▶

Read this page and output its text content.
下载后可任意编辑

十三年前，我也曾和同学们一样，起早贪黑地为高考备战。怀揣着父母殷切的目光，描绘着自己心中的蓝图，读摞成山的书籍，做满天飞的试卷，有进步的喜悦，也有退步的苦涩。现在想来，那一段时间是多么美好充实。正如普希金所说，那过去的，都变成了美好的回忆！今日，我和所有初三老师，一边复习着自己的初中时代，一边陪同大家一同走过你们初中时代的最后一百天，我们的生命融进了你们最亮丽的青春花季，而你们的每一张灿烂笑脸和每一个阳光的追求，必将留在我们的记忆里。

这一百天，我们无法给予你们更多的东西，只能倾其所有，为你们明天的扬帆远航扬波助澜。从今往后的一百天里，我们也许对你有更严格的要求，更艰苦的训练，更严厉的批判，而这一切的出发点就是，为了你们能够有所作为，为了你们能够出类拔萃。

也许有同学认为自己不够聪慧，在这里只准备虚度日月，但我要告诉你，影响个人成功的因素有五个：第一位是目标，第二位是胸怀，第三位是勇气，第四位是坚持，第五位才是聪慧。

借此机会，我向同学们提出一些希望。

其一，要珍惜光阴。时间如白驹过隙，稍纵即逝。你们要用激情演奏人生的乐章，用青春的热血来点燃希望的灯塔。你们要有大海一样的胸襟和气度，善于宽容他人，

◀

**Objective:**
Each line above must be printed exactly as it appears.

**Exercise output:**
Read this page and output its text content.
下载后可任意编辑

十三年前，我也曾和同学们一样，起早贪黑地为高考备战。怀揣着父母殷切的目光，描绘着自己心中的蓝图，读摞成山的书籍，做满天飞的试卷，有进步的喜悦，也有退步的苦涩。现在想来，那一段时间是多么美好充实。正如普希金所说，那过去的，都变成了美好的回忆！今日，我和所有初三老师，一边复习着自己的初中时代，一边陪同大家一同走过你们初中时代的最后一百天，我们的生命融进了你们最亮丽的青春花季，而你们的每一张灿烂笑脸和每一个阳光的追求，必将留在我们的记忆里。

这一百天，我们无法给予你们更多的东西，只能倾其所有，为你们明天的扬帆远航扬波助澜。从今往后的一百天里，我们也许对你有更严格的要求，更艰苦的训练，更严厉的批判，而这一切的出发点就是，为了你们能够有所作为，为了你们能够出类拔萃。

也许有同学认为自己不够聪慧，在这里只准备虚度日月，但我要告诉你，影响个人成功的因素有五个：第一位是目标，第二位是胸怀，第三位是勇气，第四位是坚持，第五位才是聪慧。

借此机会，我向同学们提出一些希望。

其一，要珍惜光阴。时间如白驹过隙，稍纵即逝。你们要用激情演奏人生的乐章，用青春的热血来点燃希望的灯塔。你们要有大海一样的胸襟和气度，善于宽容他人，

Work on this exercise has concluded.